-- Compito breve 1 --
Trascrivi alla lettera il passo dell'intervista a Max Manfredi che parte da "Non prendo per" e prosegue fino a "le sue pieghe.".
-- Compito breve 2 --
Riprendi l'intervista a Max Manfredi e proseguila a partire dall'ultima frase riportata.

=== Estratto fornito ===

Max Manfredi cantautore genovese racconta la sua idea di musica e religione e dà un giudizio sul mondo dei reality show
Max Manfredi, classe 1956, cantautore genovese amato anche oltre i confini nazionali, ha presentato il 5 gennaio 2011 al Teatro della Tosse “la luna nel ghetto”, uno spettacolo di musica e poesia in cui l’incasso sarà devoluto al progetto “Oltre il ghetto” della comunità di San Benedetto.
Max, c’è chi ha affermato: “i cantautori sono la voce del futuro”. Tu che futuro racconti?
Non prendo per buona la premessa. Dire che i cantautori sono la voce del futuro è altrettanto ottuso che retrocederne l’importanza al passato remoto.Certo, quest’ultima posizione è più malevola. Entrambe non tengono conto della realtà, e soprattutto non chiedono il parere degli agonisti, di coloro che le canzoni le cantano e le fanno, ma anche degli ascoltatori, che ne determinano l’esistenza. Io penso che una canzone non abiti il tempo cronologico. Si trova presa in rete fra passato e futuro, fra la realtà e il sogno. La canzone è obliqua rispetto al tempo. Io ricevo richiami dal passato e dal futuro, qualcosa mi segno, qualcosa commento da questa postazione precaria ma ingombrante che è il presente. Quello mio, quello che condivido con gli altri e quello che non condivido. La canzone “fa presente”, ma da dove viene e dove va rimane nascosto fra le sue pieghe.
Cosa pensi dell’ascesa dei talent show musicali, xFactor in testa?
Sono una forma di calmiere che il mercato impone e si impone per recuperare stralci di sopravvivenza. E’ come la scoperta dell’acqua calda: determiniamo alcuni fenomeni attraverso i media, così non hanno bisogno di tanta pubblicità, ci sono, per così dire, già di casa. Rispetto ad una offerta di artisti che corrisponde ormai alla quasi totalità della popolazione, ne inventiamo un numero chiuso. A questo punto, essendo benedetti dal riconoscimento mediatico, non trovano nemmeno difficoltà ad avere i concerti. Il tutto funziona il tempo di vendere qualche suoneria.

=== Informazioni estratte ===

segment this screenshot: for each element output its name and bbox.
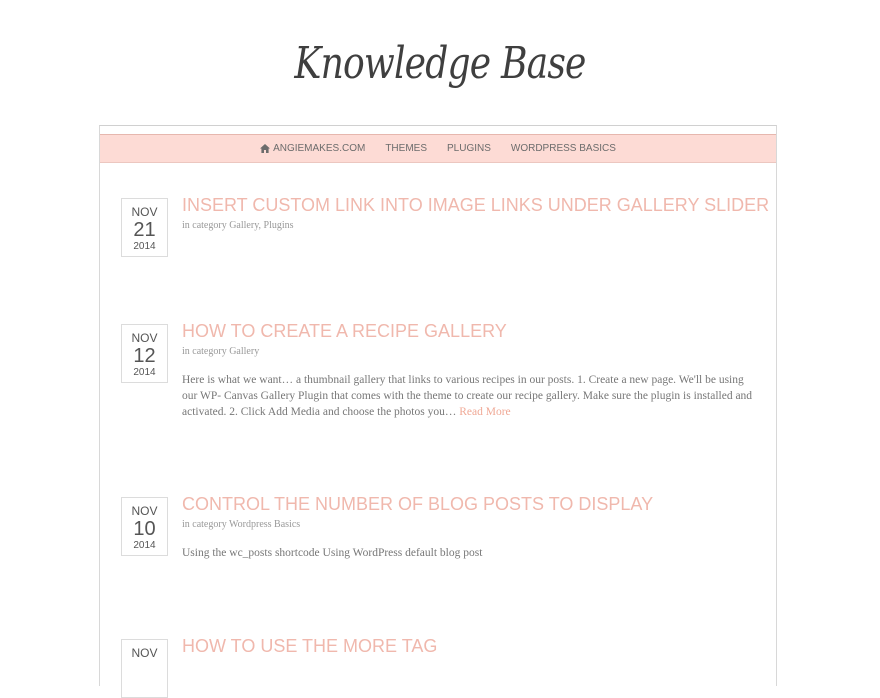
post-date: NOV xyxy=(121,639,168,698)
category-prefix: in category xyxy=(182,346,227,357)
date-day: 12 xyxy=(133,345,156,367)
post-categories: in category Wordpress Basics xyxy=(182,519,757,530)
category-link[interactable]: Gallery xyxy=(229,346,259,357)
read-more-link[interactable]: Read More xyxy=(459,406,510,418)
category-link[interactable]: Wordpress Basics xyxy=(229,519,300,530)
nav-item-plugins[interactable]: PLUGINS xyxy=(437,143,501,154)
content-wrapper: ANGIEMAKES.COM THEMES PLUGINS WORDPRESS … xyxy=(99,125,777,698)
post-excerpt: Using the wc_posts shortcode Using WordP… xyxy=(182,547,483,559)
post-title[interactable]: HOW TO USE THE MORE TAG xyxy=(182,635,757,657)
nav-item-themes[interactable]: THEMES xyxy=(375,143,437,154)
site-title[interactable]: Knowledge Base xyxy=(79,38,801,89)
post-categories: in category Gallery xyxy=(182,346,757,357)
post-title[interactable]: INSERT CUSTOM LINK INTO IMAGE LINKS UNDE… xyxy=(182,194,769,216)
date-month: NOV xyxy=(131,504,158,518)
category-prefix: in category xyxy=(182,220,227,231)
nav-item-angiemakes[interactable]: ANGIEMAKES.COM xyxy=(250,143,375,154)
post-date: NOV 12 2014 xyxy=(121,324,168,383)
home-icon xyxy=(260,144,271,153)
post-title[interactable]: HOW TO CREATE A RECIPE GALLERY xyxy=(182,320,757,342)
date-month: NOV xyxy=(131,646,158,660)
date-year: 2014 xyxy=(133,367,156,378)
category-link[interactable]: Gallery xyxy=(229,220,258,231)
date-year: 2014 xyxy=(133,241,156,252)
nav-item-label: WORDPRESS BASICS xyxy=(510,143,616,154)
category-prefix: in category xyxy=(182,519,227,530)
nav-item-label: THEMES xyxy=(385,143,427,154)
post-date: NOV 10 2014 xyxy=(121,497,168,556)
category-link[interactable]: Plugins xyxy=(264,220,294,231)
date-year: 2014 xyxy=(133,540,156,551)
post-date: NOV 21 2014 xyxy=(121,198,168,257)
main-nav: ANGIEMAKES.COM THEMES PLUGINS WORDPRESS … xyxy=(100,134,776,163)
nav-item-label: ANGIEMAKES.COM xyxy=(273,143,366,154)
date-month: NOV xyxy=(131,331,158,345)
post-categories: in category Gallery, Plugins xyxy=(182,220,294,231)
post-title[interactable]: CONTROL THE NUMBER OF BLOG POSTS TO DISP… xyxy=(182,493,757,515)
post-excerpt: Here is what we want… a thumbnail galler… xyxy=(182,372,757,420)
date-day: 21 xyxy=(133,219,156,241)
nav-item-label: PLUGINS xyxy=(446,143,491,154)
date-month: NOV xyxy=(131,205,158,219)
nav-item-wordpress-basics[interactable]: WORDPRESS BASICS xyxy=(501,143,626,154)
date-day: 10 xyxy=(133,518,156,540)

===

-- Risultato esercizio 1 --
Non prendo per buona la premessa. Dire che i cantautori sono la voce del futuro è altrettanto ottuso che retrocederne l’importanza al passato remoto.Certo, quest’ultima posizione è più malevola. Entrambe non tengono conto della realtà, e soprattutto non chiedono il parere degli agonisti, di coloro che le canzoni le cantano e le fanno, ma anche degli ascoltatori, che ne determinano l’esistenza. Io penso che una canzone non abiti il tempo cronologico. Si trova presa in rete fra passato e futuro, fra la realtà e il sogno. La canzone è obliqua rispetto al tempo. Io ricevo richiami dal passato e dal futuro, qualcosa mi segno, qualcosa commento da questa postazione precaria ma ingombrante che è il presente. Quello mio, quello che condivido con gli altri e quello che non condivido. La canzone “fa presente”, ma da dove viene e dove va rimane nascosto fra le sue pieghe.

-- Risultato esercizio 2 --
Di per sé non è un fenomeno disprezzabile. E’ la situazione del mercato discografico che è insostenibile. Se poi qualcuno pensa che sia un modo per salvare capra e cavoli, qualità e vendite, non tiene conto di tutti i fenomeni di vera qualità che, non benedetti dall’intercessione mediatica, si trovano ad essere sottoesposti e quindi danneggiati.
Al calmiere dei talent show dovrebbero corrispondere altre iniziative, volte a conclamare e difendere il valore degli artisti più interessanti, dato che il mercato, da solo, non basta a salvarli e nemmeno a salvarsi. Fra l’altro si tratta di un “libero” mercato che libero non è affatto, composto da multinazionali e una nebulosa di indipendenti e indipendentine.
Nel 66 Lennon dichiarò provocatoriamente che “i Beatles sono diventati più famosi di Cristo”. Un’affermazione quanto mai lungimirante visto il sempre più debole appeal della religione sulle nuove generazioni occidentali… Quale è il tuo rapporto con la religione?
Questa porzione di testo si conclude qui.